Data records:
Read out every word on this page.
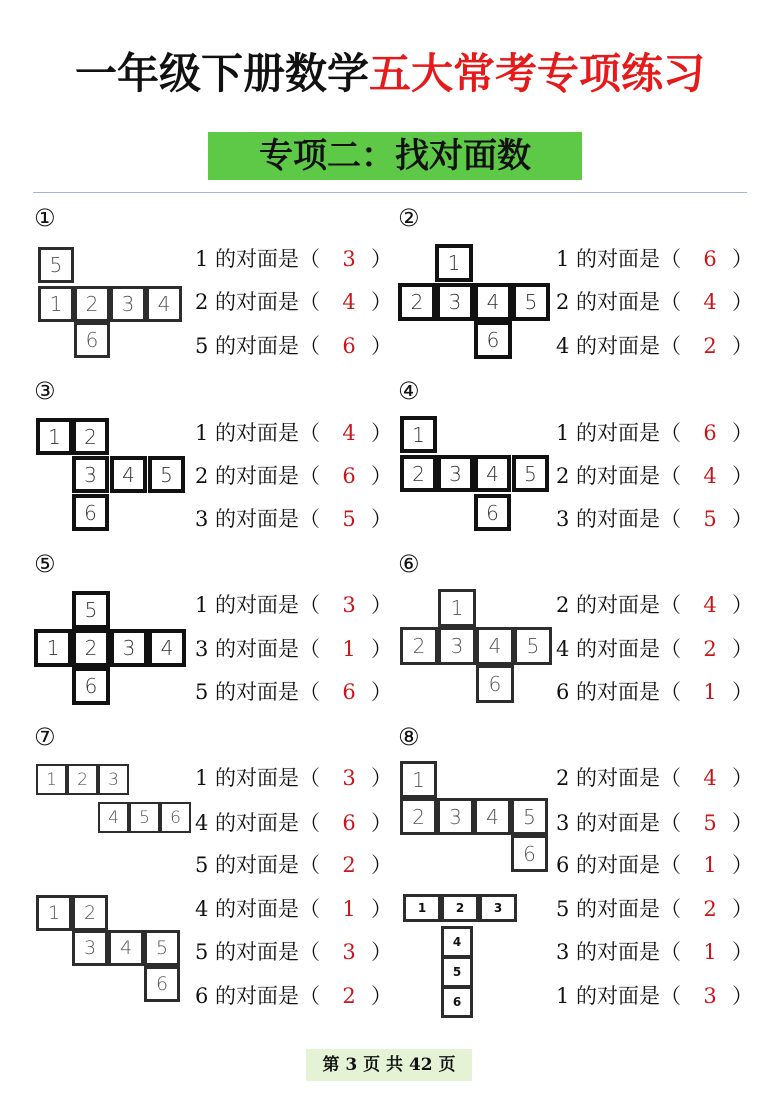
一年级下册数学五大常考专项练习
专项二：找对面数
①
5
1	2	3	4
6
1 的对面是（ 3 ）
2 的对面是（ 4 ）
5 的对面是（ 6 ）
②
1
2	3	4	5
6
1 的对面是（ 6 ）
2 的对面是（ 4 ）
4 的对面是（ 2 ）
③
1	2
3	4	5
6
1 的对面是（ 4 ）
2 的对面是（ 6 ）
3 的对面是（ 5 ）
④
1
2	3	4	5
6
1 的对面是（ 6 ）
2 的对面是（ 4 ）
3 的对面是（ 5 ）
⑤
5
1	2	3	4
6
1 的对面是（ 3 ）
3 的对面是（ 1 ）
5 的对面是（ 6 ）
⑥
1
2	3	4	5
6
2 的对面是（ 4 ）
4 的对面是（ 2 ）
6 的对面是（ 1 ）
⑦
1	2	3
4	5	6
1 的对面是（ 3 ）
4 的对面是（ 6 ）
5 的对面是（ 2 ）
⑧
1
2	3	4	5
6
2 的对面是（ 4 ）
3 的对面是（ 5 ）
6 的对面是（ 1 ）
1	2
3	4	5
6
4 的对面是（ 1 ）
5 的对面是（ 3 ）
6 的对面是（ 2 ）
1	2	3
4
5
6
5 的对面是（ 2 ）
3 的对面是（ 1 ）
1 的对面是（ 3 ）
第 3 页 共 42 页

WHAT TO WORK ON:
Take the entries shown above and quote them verbatim, passing over the pictures.

RESULT:
Read out every word on this page.
一年级下册数学五大常考专项练习
专项二：找对面数
①
5
1	2	3	4
6
1 的对面是（ 3 ）
2 的对面是（ 4 ）
5 的对面是（ 6 ）
②
1
2	3	4	5
6
1 的对面是（ 6 ）
2 的对面是（ 4 ）
4 的对面是（ 2 ）
③
1	2
3	4	5
6
1 的对面是（ 4 ）
2 的对面是（ 6 ）
3 的对面是（ 5 ）
④
1
2	3	4	5
6
1 的对面是（ 6 ）
2 的对面是（ 4 ）
3 的对面是（ 5 ）
⑤
5
1	2	3	4
6
1 的对面是（ 3 ）
3 的对面是（ 1 ）
5 的对面是（ 6 ）
⑥
1
2	3	4	5
6
2 的对面是（ 4 ）
4 的对面是（ 2 ）
6 的对面是（ 1 ）
⑦
1	2	3
4	5	6
1 的对面是（ 3 ）
4 的对面是（ 6 ）
5 的对面是（ 2 ）
⑧
1
2	3	4	5
6
2 的对面是（ 4 ）
3 的对面是（ 5 ）
6 的对面是（ 1 ）
1	2
3	4	5
6
4 的对面是（ 1 ）
5 的对面是（ 3 ）
6 的对面是（ 2 ）
1	2	3
4
5
6
5 的对面是（ 2 ）
3 的对面是（ 1 ）
1 的对面是（ 3 ）
第 3 页 共 42 页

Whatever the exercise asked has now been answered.